_PROBLEM_
Drop the pictures, then extract the listing word for word.

● ● ● ● ● ● ●

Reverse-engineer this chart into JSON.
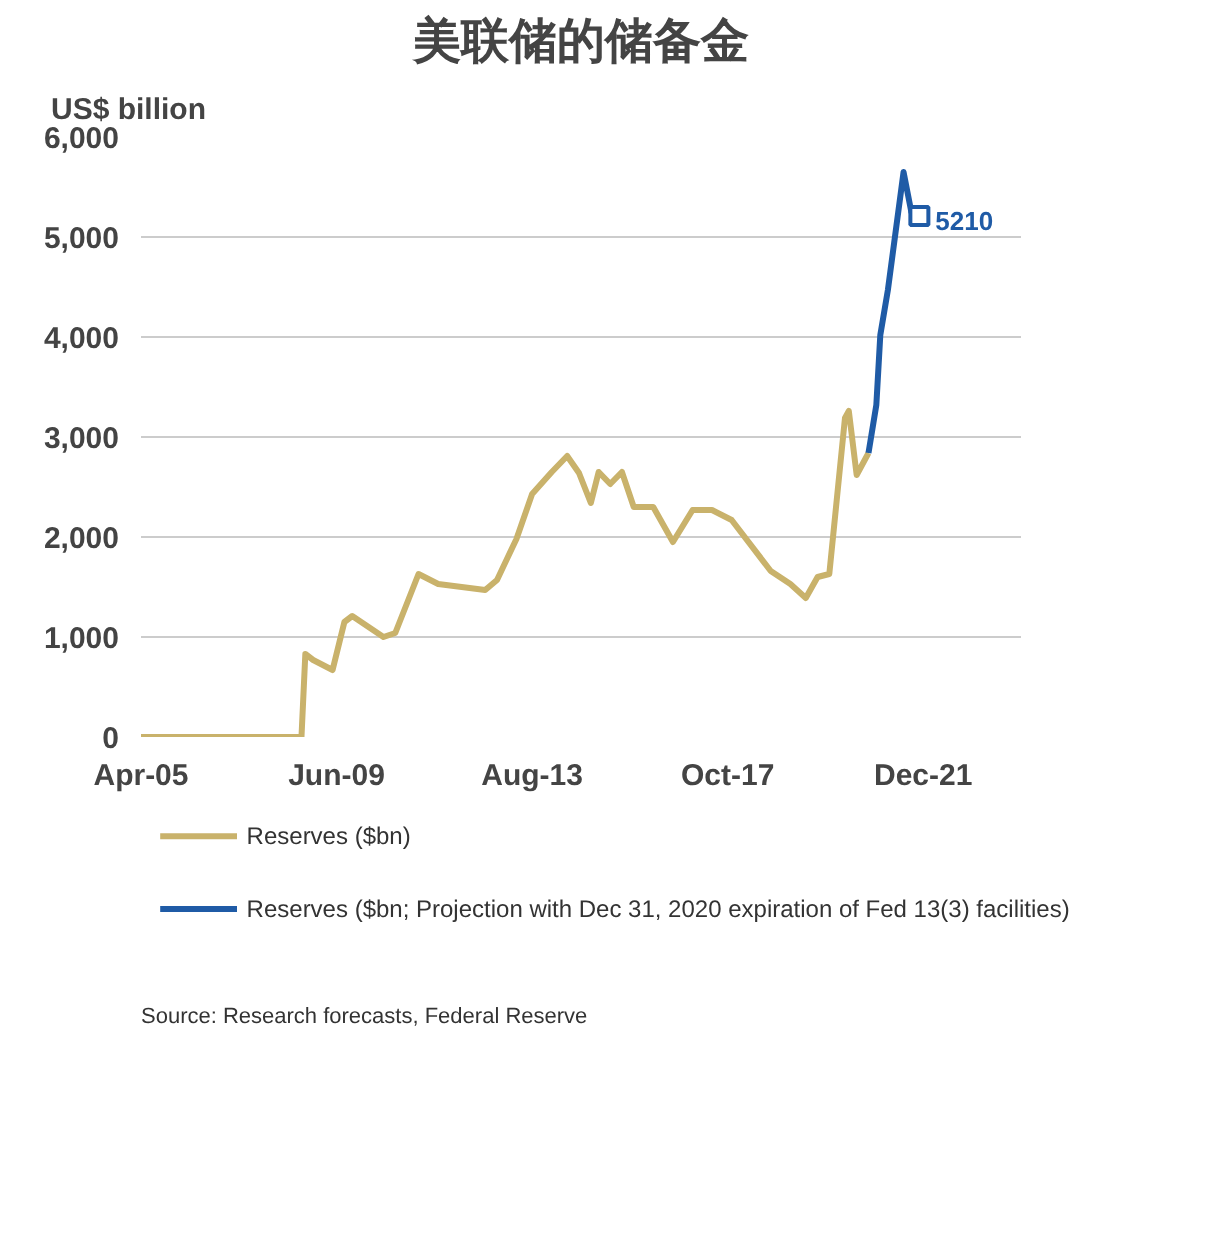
{
  "chart_data": {
    "type": "line",
    "title": "美联储的储备金",
    "ylabel": "US$ billion",
    "annotations": [
      {
        "text": "5210",
        "x": "2021-11",
        "y": 5210
      },
      "Source: Research forecasts, Federal Reserve"
    ],
    "series": [
      {
        "name": "Reserves ($bn)",
        "color": "#c9b26b",
        "x": [
          "2005-04",
          "2008-09",
          "2008-10",
          "2008-12",
          "2009-05",
          "2009-08",
          "2009-10",
          "2010-06",
          "2010-09",
          "2011-03",
          "2011-08",
          "2012-08",
          "2012-11",
          "2013-04",
          "2013-08",
          "2014-01",
          "2014-05",
          "2014-08",
          "2014-11",
          "2015-01",
          "2015-04",
          "2015-07",
          "2015-10",
          "2016-03",
          "2016-08",
          "2017-01",
          "2017-06",
          "2017-11",
          "2018-09",
          "2019-02",
          "2019-06",
          "2019-09",
          "2019-12",
          "2020-04",
          "2020-05",
          "2020-07",
          "2020-10"
        ],
        "values": [
          0,
          0,
          830,
          770,
          670,
          1150,
          1210,
          1000,
          1040,
          1630,
          1530,
          1470,
          1570,
          1980,
          2430,
          2650,
          2810,
          2640,
          2340,
          2650,
          2530,
          2650,
          2300,
          2300,
          1950,
          2270,
          2270,
          2170,
          1660,
          1530,
          1390,
          1600,
          1630,
          3190,
          3260,
          2620,
          2840
        ]
      },
      {
        "name": "Reserves ($bn;  Projection with Dec 31, 2020 expiration of Fed 13(3) facilities)",
        "color": "#1f5ba6",
        "x": [
          "2020-10",
          "2020-12",
          "2021-01",
          "2021-03",
          "2021-07",
          "2021-09"
        ],
        "values": [
          2840,
          3320,
          4020,
          4470,
          5650,
          5240
        ]
      }
    ],
    "xlim": [
      "2005-04",
      "2024-01"
    ],
    "xticks": [
      {
        "value": "2005-04",
        "label": "Apr-05"
      },
      {
        "value": "2009-06",
        "label": "Jun-09"
      },
      {
        "value": "2013-08",
        "label": "Aug-13"
      },
      {
        "value": "2017-10",
        "label": "Oct-17"
      },
      {
        "value": "2021-12",
        "label": "Dec-21"
      }
    ],
    "ylim": [
      0,
      6000
    ],
    "yticks": [
      {
        "value": 0,
        "label": "0"
      },
      {
        "value": 1000,
        "label": "1,000"
      },
      {
        "value": 2000,
        "label": "2,000"
      },
      {
        "value": 3000,
        "label": "3,000"
      },
      {
        "value": 4000,
        "label": "4,000"
      },
      {
        "value": 5000,
        "label": "5,000"
      },
      {
        "value": 6000,
        "label": "6,000"
      }
    ],
    "grid": "y",
    "legend": "bottom",
    "marker": "none",
    "line_style": "solid"
  }
}
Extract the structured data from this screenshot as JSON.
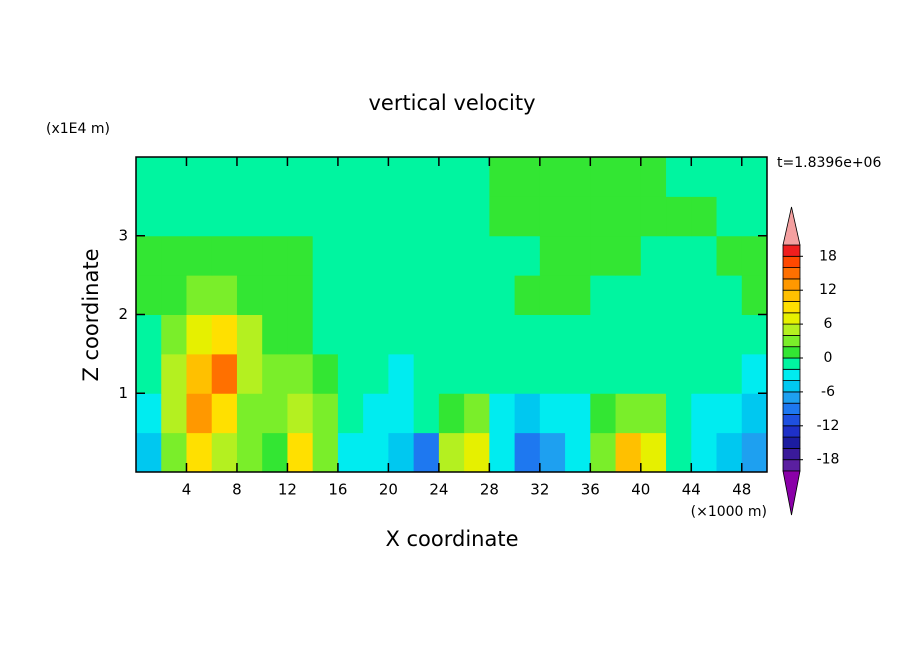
{
  "chart_data": {
    "type": "contour",
    "title": "vertical velocity",
    "xlabel": "X coordinate",
    "ylabel": "Z coordinate",
    "x_unit_label": "(×1000 m)",
    "y_unit_label": "(x1E4 m)",
    "annotation": "t=1.8396e+06",
    "xlim": [
      0,
      50
    ],
    "ylim": [
      0,
      4
    ],
    "xticks": [
      4,
      8,
      12,
      16,
      20,
      24,
      28,
      32,
      36,
      40,
      44,
      48
    ],
    "yticks": [
      1,
      2,
      3
    ],
    "x": [
      1,
      3,
      5,
      7,
      9,
      11,
      13,
      15,
      17,
      19,
      21,
      23,
      25,
      27,
      29,
      31,
      33,
      35,
      37,
      39,
      41,
      43,
      45,
      47,
      49
    ],
    "y": [
      0.25,
      0.75,
      1.25,
      1.75,
      2.25,
      2.75,
      3.25,
      3.75
    ],
    "z": [
      [
        -5,
        2,
        8,
        4,
        2,
        1,
        8,
        3,
        -3,
        -4,
        -5,
        -9,
        4,
        6,
        -4,
        -10,
        -7,
        -4,
        2,
        10,
        6,
        -1,
        -4,
        -6,
        -8
      ],
      [
        -3,
        4,
        12,
        8,
        3,
        2,
        4,
        3,
        -1,
        -3,
        -3,
        -2,
        1,
        2,
        -3,
        -5,
        -4,
        -3,
        1,
        3,
        2,
        -1,
        -3,
        -4,
        -5
      ],
      [
        -1,
        4,
        10,
        14,
        5,
        2,
        2,
        1,
        -1,
        -2,
        -3,
        -1,
        -1,
        -1,
        -2,
        -2,
        -2,
        -2,
        -1,
        -1,
        -1,
        -1,
        -1,
        -2,
        -3
      ],
      [
        -1,
        3,
        6,
        8,
        4,
        1,
        1,
        -1,
        -2,
        -1,
        -1,
        -1,
        -1,
        -1,
        -1,
        -1,
        -1,
        -1,
        -1,
        -1,
        -1,
        -1,
        -1,
        -2,
        -2
      ],
      [
        1,
        1,
        2,
        2,
        1,
        1,
        1,
        -1,
        -1,
        -1,
        -1,
        -1,
        -1,
        -1,
        -1,
        1,
        1,
        1,
        -1,
        -1,
        -1,
        -1,
        -1,
        -1,
        1
      ],
      [
        1,
        1,
        1,
        1,
        1,
        1,
        1,
        -1,
        -1,
        -1,
        -1,
        -1,
        -1,
        -1,
        -1,
        -1,
        1,
        1,
        1,
        1,
        -1,
        -1,
        -1,
        1,
        1
      ],
      [
        -1,
        -1,
        -1,
        -1,
        -1,
        -1,
        -1,
        -1,
        -1,
        -1,
        -1,
        -1,
        -1,
        -1,
        1,
        1,
        1,
        1,
        1,
        1,
        1,
        1,
        1,
        -1,
        -1
      ],
      [
        -1,
        -1,
        -1,
        -1,
        -1,
        -1,
        -1,
        -1,
        -1,
        -1,
        -1,
        -1,
        -1,
        -1,
        1,
        1,
        1,
        1,
        1,
        1,
        1,
        -1,
        -1,
        -1,
        -1
      ]
    ],
    "levels": [
      -20,
      -18,
      -16,
      -14,
      -12,
      -10,
      -8,
      -6,
      -4,
      -2,
      0,
      2,
      4,
      6,
      8,
      10,
      12,
      14,
      16,
      18,
      20
    ],
    "colors": [
      "#5a1fa0",
      "#3a1a9a",
      "#1c1ca0",
      "#1e30c8",
      "#1e50e0",
      "#1e78f0",
      "#1ea0f0",
      "#00c8f0",
      "#00ecf0",
      "#00f5a0",
      "#33e633",
      "#7aee2a",
      "#b4f020",
      "#e6f000",
      "#ffe000",
      "#ffc000",
      "#ff9800",
      "#ff7000",
      "#ff4800",
      "#f01e1e"
    ],
    "under_color": "#8a00a8",
    "over_color": "#f4a0a0",
    "colorbar_ticks": [
      -18,
      -12,
      -6,
      0,
      6,
      12,
      18
    ]
  }
}
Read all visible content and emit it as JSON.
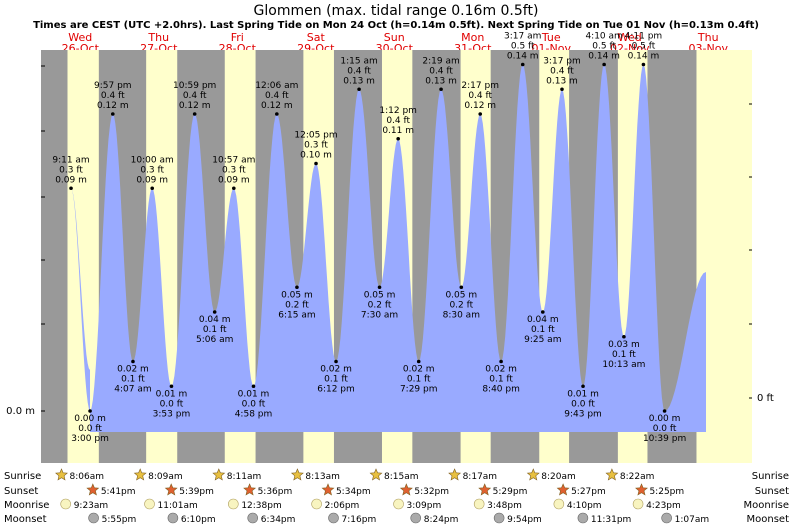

● ● ● ● ● ● ●

_FULL OUTPUT_
Reverse-engineer this chart into JSON.
{
  "chart_data": {
    "type": "line",
    "title": "美联储的储备金",
    "ylabel": "US$ billion",
    "annotations": [
      {
        "text": "5210",
        "x": "2021-11",
        "y": 5210
      },
      "Source: Research forecasts, Federal Reserve"
    ],
    "series": [
      {
        "name": "Reserves ($bn)",
        "color": "#c9b26b",
        "x": [
          "2005-04",
          "2008-09",
          "2008-10",
          "2008-12",
          "2009-05",
          "2009-08",
          "2009-10",
          "2010-06",
          "2010-09",
          "2011-03",
          "2011-08",
          "2012-08",
          "2012-11",
          "2013-04",
          "2013-08",
          "2014-01",
          "2014-05",
          "2014-08",
          "2014-11",
          "2015-01",
          "2015-04",
          "2015-07",
          "2015-10",
          "2016-03",
          "2016-08",
          "2017-01",
          "2017-06",
          "2017-11",
          "2018-09",
          "2019-02",
          "2019-06",
          "2019-09",
          "2019-12",
          "2020-04",
          "2020-05",
          "2020-07",
          "2020-10"
        ],
        "values": [
          0,
          0,
          830,
          770,
          670,
          1150,
          1210,
          1000,
          1040,
          1630,
          1530,
          1470,
          1570,
          1980,
          2430,
          2650,
          2810,
          2640,
          2340,
          2650,
          2530,
          2650,
          2300,
          2300,
          1950,
          2270,
          2270,
          2170,
          1660,
          1530,
          1390,
          1600,
          1630,
          3190,
          3260,
          2620,
          2840
        ]
      },
      {
        "name": "Reserves ($bn;  Projection with Dec 31, 2020 expiration of Fed 13(3) facilities)",
        "color": "#1f5ba6",
        "x": [
          "2020-10",
          "2020-12",
          "2021-01",
          "2021-03",
          "2021-07",
          "2021-09"
        ],
        "values": [
          2840,
          3320,
          4020,
          4470,
          5650,
          5240
        ]
      }
    ],
    "xlim": [
      "2005-04",
      "2024-01"
    ],
    "xticks": [
      {
        "value": "2005-04",
        "label": "Apr-05"
      },
      {
        "value": "2009-06",
        "label": "Jun-09"
      },
      {
        "value": "2013-08",
        "label": "Aug-13"
      },
      {
        "value": "2017-10",
        "label": "Oct-17"
      },
      {
        "value": "2021-12",
        "label": "Dec-21"
      }
    ],
    "ylim": [
      0,
      6000
    ],
    "yticks": [
      {
        "value": 0,
        "label": "0"
      },
      {
        "value": 1000,
        "label": "1,000"
      },
      {
        "value": 2000,
        "label": "2,000"
      },
      {
        "value": 3000,
        "label": "3,000"
      },
      {
        "value": 4000,
        "label": "4,000"
      },
      {
        "value": 5000,
        "label": "5,000"
      },
      {
        "value": 6000,
        "label": "6,000"
      }
    ],
    "grid": "y",
    "legend": "bottom",
    "marker": "none",
    "line_style": "solid"
  }
}
Extract the structured data from this screenshot as JSON.
{
  "chart_data": {
    "type": "contour",
    "title": "vertical velocity",
    "xlabel": "X coordinate",
    "ylabel": "Z coordinate",
    "x_unit_label": "(×1000 m)",
    "y_unit_label": "(x1E4 m)",
    "annotation": "t=1.8396e+06",
    "xlim": [
      0,
      50
    ],
    "ylim": [
      0,
      4
    ],
    "xticks": [
      4,
      8,
      12,
      16,
      20,
      24,
      28,
      32,
      36,
      40,
      44,
      48
    ],
    "yticks": [
      1,
      2,
      3
    ],
    "x": [
      1,
      3,
      5,
      7,
      9,
      11,
      13,
      15,
      17,
      19,
      21,
      23,
      25,
      27,
      29,
      31,
      33,
      35,
      37,
      39,
      41,
      43,
      45,
      47,
      49
    ],
    "y": [
      0.25,
      0.75,
      1.25,
      1.75,
      2.25,
      2.75,
      3.25,
      3.75
    ],
    "z": [
      [
        -5,
        2,
        8,
        4,
        2,
        1,
        8,
        3,
        -3,
        -4,
        -5,
        -9,
        4,
        6,
        -4,
        -10,
        -7,
        -4,
        2,
        10,
        6,
        -1,
        -4,
        -6,
        -8
      ],
      [
        -3,
        4,
        12,
        8,
        3,
        2,
        4,
        3,
        -1,
        -3,
        -3,
        -2,
        1,
        2,
        -3,
        -5,
        -4,
        -3,
        1,
        3,
        2,
        -1,
        -3,
        -4,
        -5
      ],
      [
        -1,
        4,
        10,
        14,
        5,
        2,
        2,
        1,
        -1,
        -2,
        -3,
        -1,
        -1,
        -1,
        -2,
        -2,
        -2,
        -2,
        -1,
        -1,
        -1,
        -1,
        -1,
        -2,
        -3
      ],
      [
        -1,
        3,
        6,
        8,
        4,
        1,
        1,
        -1,
        -2,
        -1,
        -1,
        -1,
        -1,
        -1,
        -1,
        -1,
        -1,
        -1,
        -1,
        -1,
        -1,
        -1,
        -1,
        -2,
        -2
      ],
      [
        1,
        1,
        2,
        2,
        1,
        1,
        1,
        -1,
        -1,
        -1,
        -1,
        -1,
        -1,
        -1,
        -1,
        1,
        1,
        1,
        -1,
        -1,
        -1,
        -1,
        -1,
        -1,
        1
      ],
      [
        1,
        1,
        1,
        1,
        1,
        1,
        1,
        -1,
        -1,
        -1,
        -1,
        -1,
        -1,
        -1,
        -1,
        -1,
        1,
        1,
        1,
        1,
        -1,
        -1,
        -1,
        1,
        1
      ],
      [
        -1,
        -1,
        -1,
        -1,
        -1,
        -1,
        -1,
        -1,
        -1,
        -1,
        -1,
        -1,
        -1,
        -1,
        1,
        1,
        1,
        1,
        1,
        1,
        1,
        1,
        1,
        -1,
        -1
      ],
      [
        -1,
        -1,
        -1,
        -1,
        -1,
        -1,
        -1,
        -1,
        -1,
        -1,
        -1,
        -1,
        -1,
        -1,
        1,
        1,
        1,
        1,
        1,
        1,
        1,
        -1,
        -1,
        -1,
        -1
      ]
    ],
    "levels": [
      -20,
      -18,
      -16,
      -14,
      -12,
      -10,
      -8,
      -6,
      -4,
      -2,
      0,
      2,
      4,
      6,
      8,
      10,
      12,
      14,
      16,
      18,
      20
    ],
    "colors": [
      "#5a1fa0",
      "#3a1a9a",
      "#1c1ca0",
      "#1e30c8",
      "#1e50e0",
      "#1e78f0",
      "#1ea0f0",
      "#00c8f0",
      "#00ecf0",
      "#00f5a0",
      "#33e633",
      "#7aee2a",
      "#b4f020",
      "#e6f000",
      "#ffe000",
      "#ffc000",
      "#ff9800",
      "#ff7000",
      "#ff4800",
      "#f01e1e"
    ],
    "under_color": "#8a00a8",
    "over_color": "#f4a0a0",
    "colorbar_ticks": [
      -18,
      -12,
      -6,
      0,
      6,
      12,
      18
    ]
  }
}
Read all visible content and emit it as JSON.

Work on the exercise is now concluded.